*SET PROBLEM*: All entries are to be quoted exactly; the images stay out of the copy.

*** DATA SECTION

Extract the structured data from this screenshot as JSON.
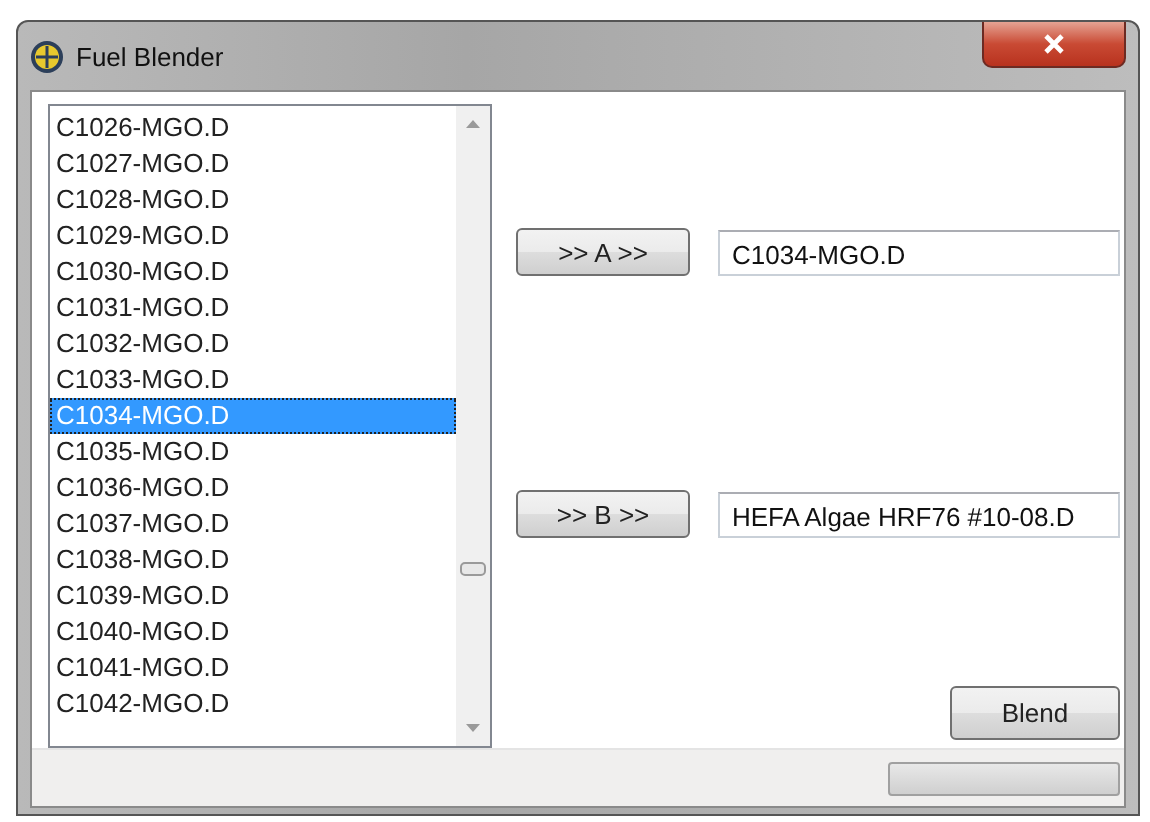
{
  "window": {
    "title": "Fuel Blender"
  },
  "list": {
    "items": [
      {
        "label": "C1026-MGO.D",
        "selected": false
      },
      {
        "label": "C1027-MGO.D",
        "selected": false
      },
      {
        "label": "C1028-MGO.D",
        "selected": false
      },
      {
        "label": "C1029-MGO.D",
        "selected": false
      },
      {
        "label": "C1030-MGO.D",
        "selected": false
      },
      {
        "label": "C1031-MGO.D",
        "selected": false
      },
      {
        "label": "C1032-MGO.D",
        "selected": false
      },
      {
        "label": "C1033-MGO.D",
        "selected": false
      },
      {
        "label": "C1034-MGO.D",
        "selected": true
      },
      {
        "label": "C1035-MGO.D",
        "selected": false
      },
      {
        "label": "C1036-MGO.D",
        "selected": false
      },
      {
        "label": "C1037-MGO.D",
        "selected": false
      },
      {
        "label": "C1038-MGO.D",
        "selected": false
      },
      {
        "label": "C1039-MGO.D",
        "selected": false
      },
      {
        "label": "C1040-MGO.D",
        "selected": false
      },
      {
        "label": "C1041-MGO.D",
        "selected": false
      },
      {
        "label": "C1042-MGO.D",
        "selected": false
      }
    ]
  },
  "assign": [
    {
      "button": ">> A >>",
      "value": "C1034-MGO.D"
    },
    {
      "button": ">> B >>",
      "value": "HEFA Algae HRF76 #10-08.D"
    }
  ],
  "blend_button": "Blend",
  "status_bar": {
    "progress": {
      "level": 0
    }
  }
}
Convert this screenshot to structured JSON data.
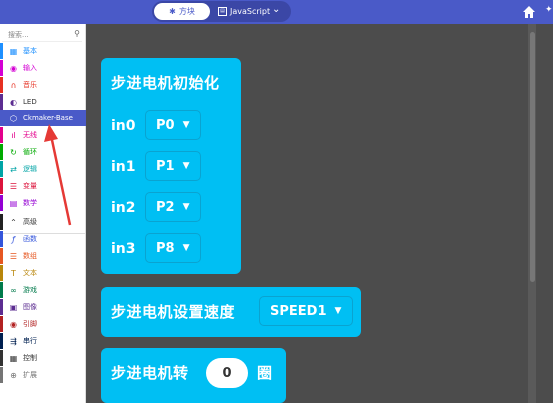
{
  "topbar": {
    "tabs": [
      {
        "label": "方块",
        "icon": "puzzle-icon",
        "active": true
      },
      {
        "label": "JavaScript",
        "icon": "code-icon",
        "active": false
      }
    ],
    "home_icon": "home-icon"
  },
  "sidebar": {
    "search_placeholder": "搜索...",
    "categories": [
      {
        "label": "基本",
        "color": "#1e90ff",
        "icon": "grid-icon"
      },
      {
        "label": "输入",
        "color": "#d400d4",
        "icon": "input-icon"
      },
      {
        "label": "音乐",
        "color": "#e63022",
        "icon": "headphones-icon"
      },
      {
        "label": "LED",
        "color": "#5c2d91",
        "icon": "toggle-icon"
      },
      {
        "label": "Ckmaker-Base",
        "color": "#ffffff",
        "icon": "cube-icon",
        "active": true
      },
      {
        "label": "无线",
        "color": "#e3008c",
        "icon": "signal-icon"
      },
      {
        "label": "循环",
        "color": "#00aa00",
        "icon": "refresh-icon"
      },
      {
        "label": "逻辑",
        "color": "#00a4a6",
        "icon": "shuffle-icon"
      },
      {
        "label": "变量",
        "color": "#dc143c",
        "icon": "list-icon"
      },
      {
        "label": "数学",
        "color": "#9400d3",
        "icon": "calculator-icon"
      },
      {
        "label": "高级",
        "color": "#333333",
        "icon": "chevron-up-icon"
      },
      {
        "label": "函数",
        "color": "#3455db",
        "icon": "function-icon"
      },
      {
        "label": "数组",
        "color": "#e65722",
        "icon": "array-icon"
      },
      {
        "label": "文本",
        "color": "#b8860b",
        "icon": "text-icon"
      },
      {
        "label": "游戏",
        "color": "#007a4b",
        "icon": "game-icon"
      },
      {
        "label": "图像",
        "color": "#5c2d91",
        "icon": "image-icon"
      },
      {
        "label": "引脚",
        "color": "#b22222",
        "icon": "pin-icon"
      },
      {
        "label": "串行",
        "color": "#002050",
        "icon": "usb-icon"
      },
      {
        "label": "控制",
        "color": "#333333",
        "icon": "control-icon"
      },
      {
        "label": "扩展",
        "color": "#757575",
        "icon": "plus-icon"
      }
    ]
  },
  "workspace": {
    "init_block": {
      "title": "步进电机初始化",
      "pins": [
        {
          "label": "in0",
          "value": "P0"
        },
        {
          "label": "in1",
          "value": "P1"
        },
        {
          "label": "in2",
          "value": "P2"
        },
        {
          "label": "in3",
          "value": "P8"
        }
      ]
    },
    "speed_block": {
      "title": "步进电机设置速度",
      "value": "SPEED1"
    },
    "turn_block": {
      "title": "步进电机转",
      "value": "0",
      "suffix": "圈"
    }
  },
  "colors": {
    "topbar": "#4a5ac8",
    "block": "#00bff3",
    "workspace": "#4c4c4c",
    "arrow": "#e53935"
  }
}
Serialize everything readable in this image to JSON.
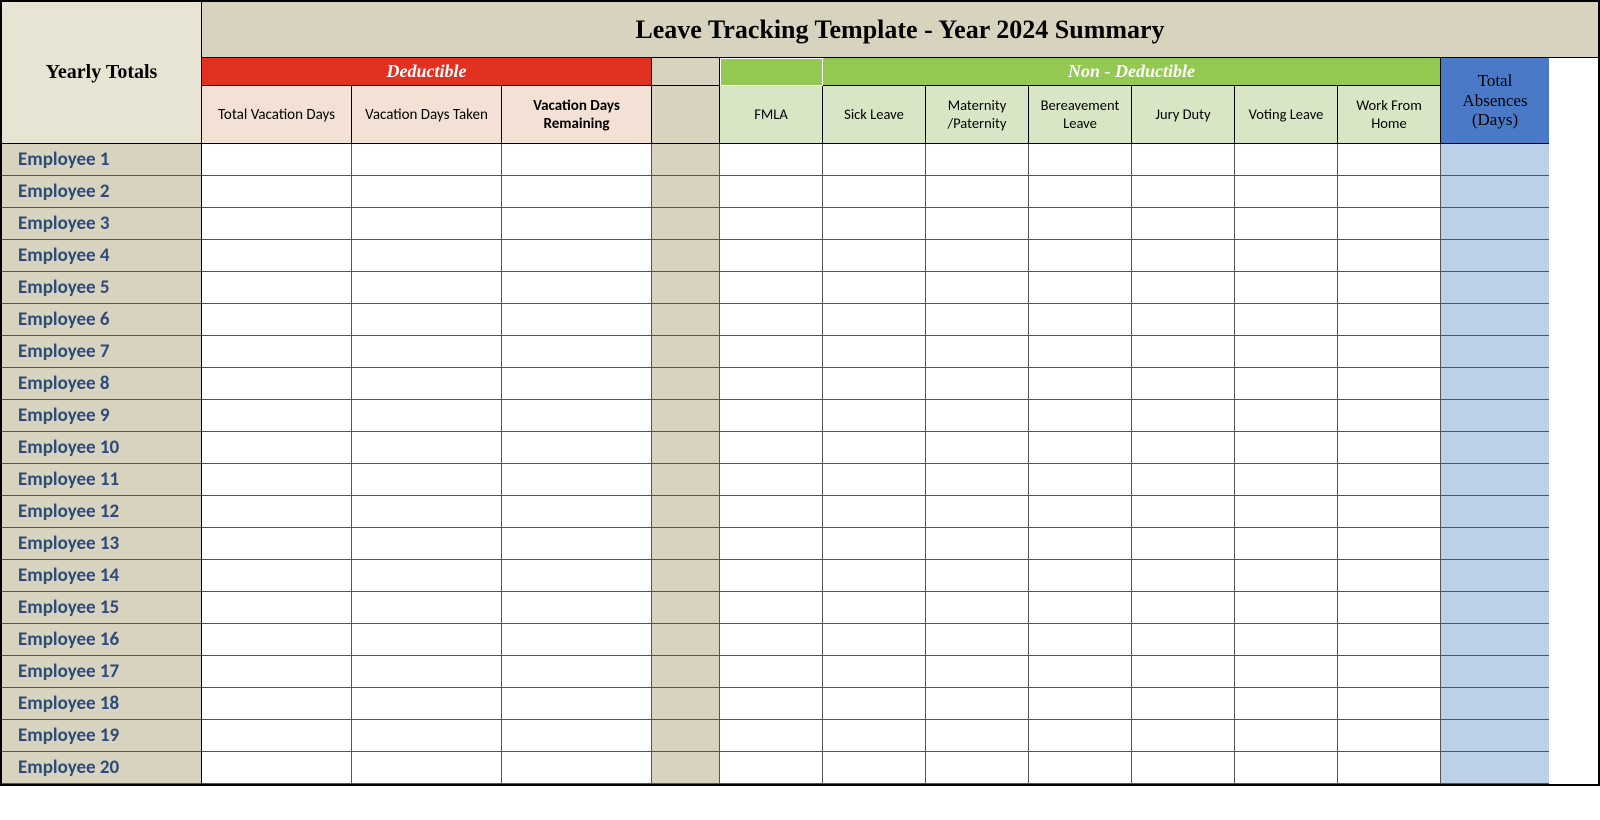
{
  "header": {
    "corner_label": "Yearly Totals",
    "title": "Leave Tracking Template - Year 2024 Summary",
    "deductible_label": "Deductible",
    "non_deductible_label": "Non - Deductible",
    "total_absences_label": "Total Absences (Days)"
  },
  "deductible_columns": [
    "Total Vacation Days",
    "Vacation Days Taken",
    "Vacation Days Remaining"
  ],
  "non_deductible_columns": [
    "FMLA",
    "Sick Leave",
    "Maternity /Paternity",
    "Bereavement Leave",
    "Jury Duty",
    "Voting Leave",
    "Work From Home"
  ],
  "employees": [
    "Employee 1",
    "Employee 2",
    "Employee 3",
    "Employee 4",
    "Employee 5",
    "Employee 6",
    "Employee 7",
    "Employee 8",
    "Employee 9",
    "Employee 10",
    "Employee 11",
    "Employee 12",
    "Employee 13",
    "Employee 14",
    "Employee 15",
    "Employee 16",
    "Employee 17",
    "Employee 18",
    "Employee 19",
    "Employee 20"
  ]
}
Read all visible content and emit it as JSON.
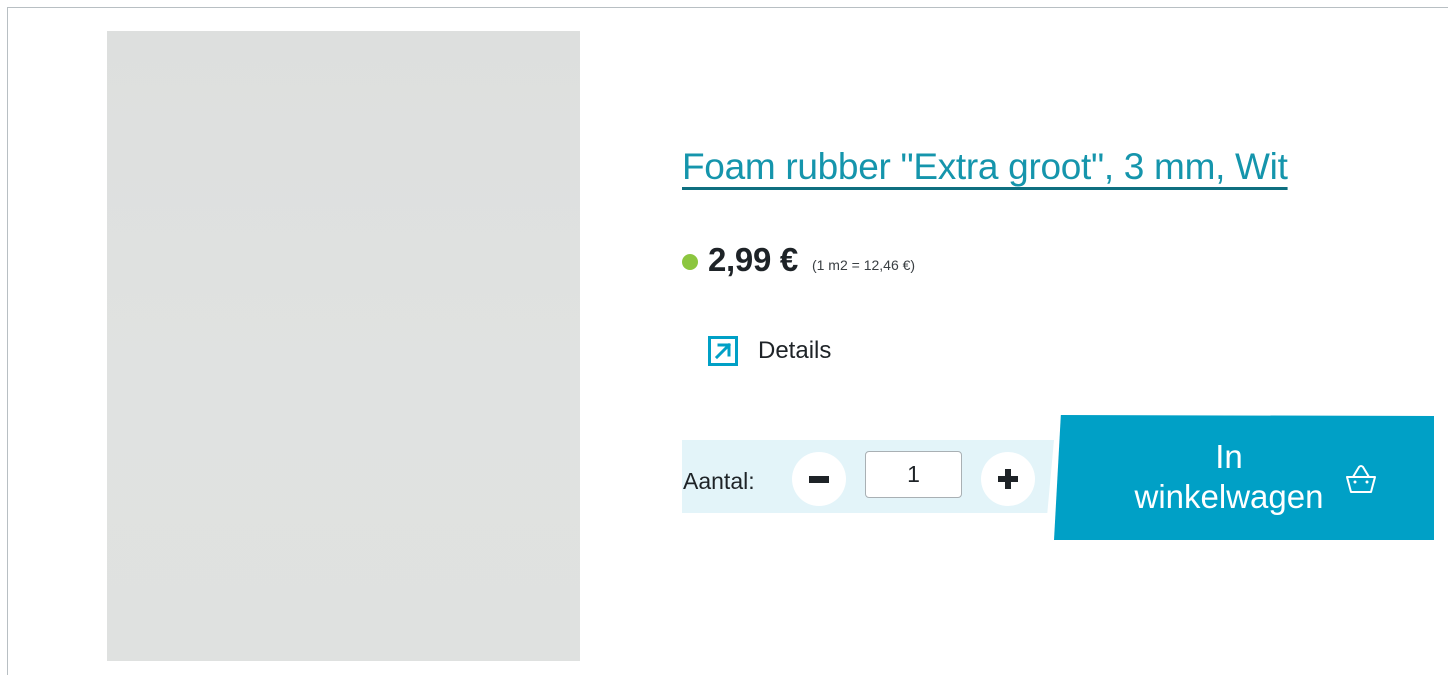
{
  "product": {
    "title": "Foam rubber \"Extra groot\", 3 mm, Wit",
    "price": "2,99 €",
    "unit_price": "(1 m2 = 12,46 €)",
    "availability_color": "#8cc63f"
  },
  "details": {
    "label": "Details",
    "icon": "external-arrow-icon"
  },
  "quantity": {
    "label": "Aantal:",
    "value": "1",
    "decrement_icon": "minus-icon",
    "increment_icon": "plus-icon"
  },
  "cart": {
    "label_line1": "In",
    "label_line2": "winkelwagen",
    "icon": "basket-icon"
  },
  "colors": {
    "accent": "#00a0c6",
    "title_link": "#1595ac",
    "quantity_bar": "#e3f4f9"
  }
}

******

*EXERCISE OUTPUT*:
Extract the structured data from this screenshot as JSON.
{
  "window": {
    "title": "Fuel Blender"
  },
  "list": {
    "items": [
      {
        "label": "C1026-MGO.D",
        "selected": false
      },
      {
        "label": "C1027-MGO.D",
        "selected": false
      },
      {
        "label": "C1028-MGO.D",
        "selected": false
      },
      {
        "label": "C1029-MGO.D",
        "selected": false
      },
      {
        "label": "C1030-MGO.D",
        "selected": false
      },
      {
        "label": "C1031-MGO.D",
        "selected": false
      },
      {
        "label": "C1032-MGO.D",
        "selected": false
      },
      {
        "label": "C1033-MGO.D",
        "selected": false
      },
      {
        "label": "C1034-MGO.D",
        "selected": true
      },
      {
        "label": "C1035-MGO.D",
        "selected": false
      },
      {
        "label": "C1036-MGO.D",
        "selected": false
      },
      {
        "label": "C1037-MGO.D",
        "selected": false
      },
      {
        "label": "C1038-MGO.D",
        "selected": false
      },
      {
        "label": "C1039-MGO.D",
        "selected": false
      },
      {
        "label": "C1040-MGO.D",
        "selected": false
      },
      {
        "label": "C1041-MGO.D",
        "selected": false
      },
      {
        "label": "C1042-MGO.D",
        "selected": false
      }
    ]
  },
  "assign": [
    {
      "button": ">> A >>",
      "value": "C1034-MGO.D"
    },
    {
      "button": ">> B >>",
      "value": "HEFA Algae HRF76 #10-08.D"
    }
  ],
  "blend_button": "Blend",
  "status_bar": {
    "progress": {
      "level": 0
    }
  }
}
Convert this screenshot to structured JSON data.
{
  "topbar": {
    "tabs": [
      {
        "label": "方块",
        "icon": "puzzle-icon",
        "active": true
      },
      {
        "label": "JavaScript",
        "icon": "code-icon",
        "active": false
      }
    ],
    "home_icon": "home-icon"
  },
  "sidebar": {
    "search_placeholder": "搜索...",
    "categories": [
      {
        "label": "基本",
        "color": "#1e90ff",
        "icon": "grid-icon"
      },
      {
        "label": "输入",
        "color": "#d400d4",
        "icon": "input-icon"
      },
      {
        "label": "音乐",
        "color": "#e63022",
        "icon": "headphones-icon"
      },
      {
        "label": "LED",
        "color": "#5c2d91",
        "icon": "toggle-icon"
      },
      {
        "label": "Ckmaker-Base",
        "color": "#ffffff",
        "icon": "cube-icon",
        "active": true
      },
      {
        "label": "无线",
        "color": "#e3008c",
        "icon": "signal-icon"
      },
      {
        "label": "循环",
        "color": "#00aa00",
        "icon": "refresh-icon"
      },
      {
        "label": "逻辑",
        "color": "#00a4a6",
        "icon": "shuffle-icon"
      },
      {
        "label": "变量",
        "color": "#dc143c",
        "icon": "list-icon"
      },
      {
        "label": "数学",
        "color": "#9400d3",
        "icon": "calculator-icon"
      },
      {
        "label": "高级",
        "color": "#333333",
        "icon": "chevron-up-icon"
      },
      {
        "label": "函数",
        "color": "#3455db",
        "icon": "function-icon"
      },
      {
        "label": "数组",
        "color": "#e65722",
        "icon": "array-icon"
      },
      {
        "label": "文本",
        "color": "#b8860b",
        "icon": "text-icon"
      },
      {
        "label": "游戏",
        "color": "#007a4b",
        "icon": "game-icon"
      },
      {
        "label": "图像",
        "color": "#5c2d91",
        "icon": "image-icon"
      },
      {
        "label": "引脚",
        "color": "#b22222",
        "icon": "pin-icon"
      },
      {
        "label": "串行",
        "color": "#002050",
        "icon": "usb-icon"
      },
      {
        "label": "控制",
        "color": "#333333",
        "icon": "control-icon"
      },
      {
        "label": "扩展",
        "color": "#757575",
        "icon": "plus-icon"
      }
    ]
  },
  "workspace": {
    "init_block": {
      "title": "步进电机初始化",
      "pins": [
        {
          "label": "in0",
          "value": "P0"
        },
        {
          "label": "in1",
          "value": "P1"
        },
        {
          "label": "in2",
          "value": "P2"
        },
        {
          "label": "in3",
          "value": "P8"
        }
      ]
    },
    "speed_block": {
      "title": "步进电机设置速度",
      "value": "SPEED1"
    },
    "turn_block": {
      "title": "步进电机转",
      "value": "0",
      "suffix": "圈"
    }
  },
  "colors": {
    "topbar": "#4a5ac8",
    "block": "#00bff3",
    "workspace": "#4c4c4c",
    "arrow": "#e53935"
  }
}
Serialize everything readable in this image to JSON.
{
  "header": {
    "corner_label": "Yearly Totals",
    "title": "Leave Tracking Template - Year 2024 Summary",
    "deductible_label": "Deductible",
    "non_deductible_label": "Non - Deductible",
    "total_absences_label": "Total Absences (Days)"
  },
  "deductible_columns": [
    "Total Vacation Days",
    "Vacation Days Taken",
    "Vacation Days Remaining"
  ],
  "non_deductible_columns": [
    "FMLA",
    "Sick Leave",
    "Maternity /Paternity",
    "Bereavement Leave",
    "Jury Duty",
    "Voting Leave",
    "Work From Home"
  ],
  "employees": [
    "Employee 1",
    "Employee 2",
    "Employee 3",
    "Employee 4",
    "Employee 5",
    "Employee 6",
    "Employee 7",
    "Employee 8",
    "Employee 9",
    "Employee 10",
    "Employee 11",
    "Employee 12",
    "Employee 13",
    "Employee 14",
    "Employee 15",
    "Employee 16",
    "Employee 17",
    "Employee 18",
    "Employee 19",
    "Employee 20"
  ]
}
Read all visible content and emit it as JSON.
{
  "product": {
    "title": "Foam rubber \"Extra groot\", 3 mm, Wit",
    "price": "2,99 €",
    "unit_price": "(1 m2 = 12,46 €)",
    "availability_color": "#8cc63f"
  },
  "details": {
    "label": "Details",
    "icon": "external-arrow-icon"
  },
  "quantity": {
    "label": "Aantal:",
    "value": "1",
    "decrement_icon": "minus-icon",
    "increment_icon": "plus-icon"
  },
  "cart": {
    "label_line1": "In",
    "label_line2": "winkelwagen",
    "icon": "basket-icon"
  },
  "colors": {
    "accent": "#00a0c6",
    "title_link": "#1595ac",
    "quantity_bar": "#e3f4f9"
  }
}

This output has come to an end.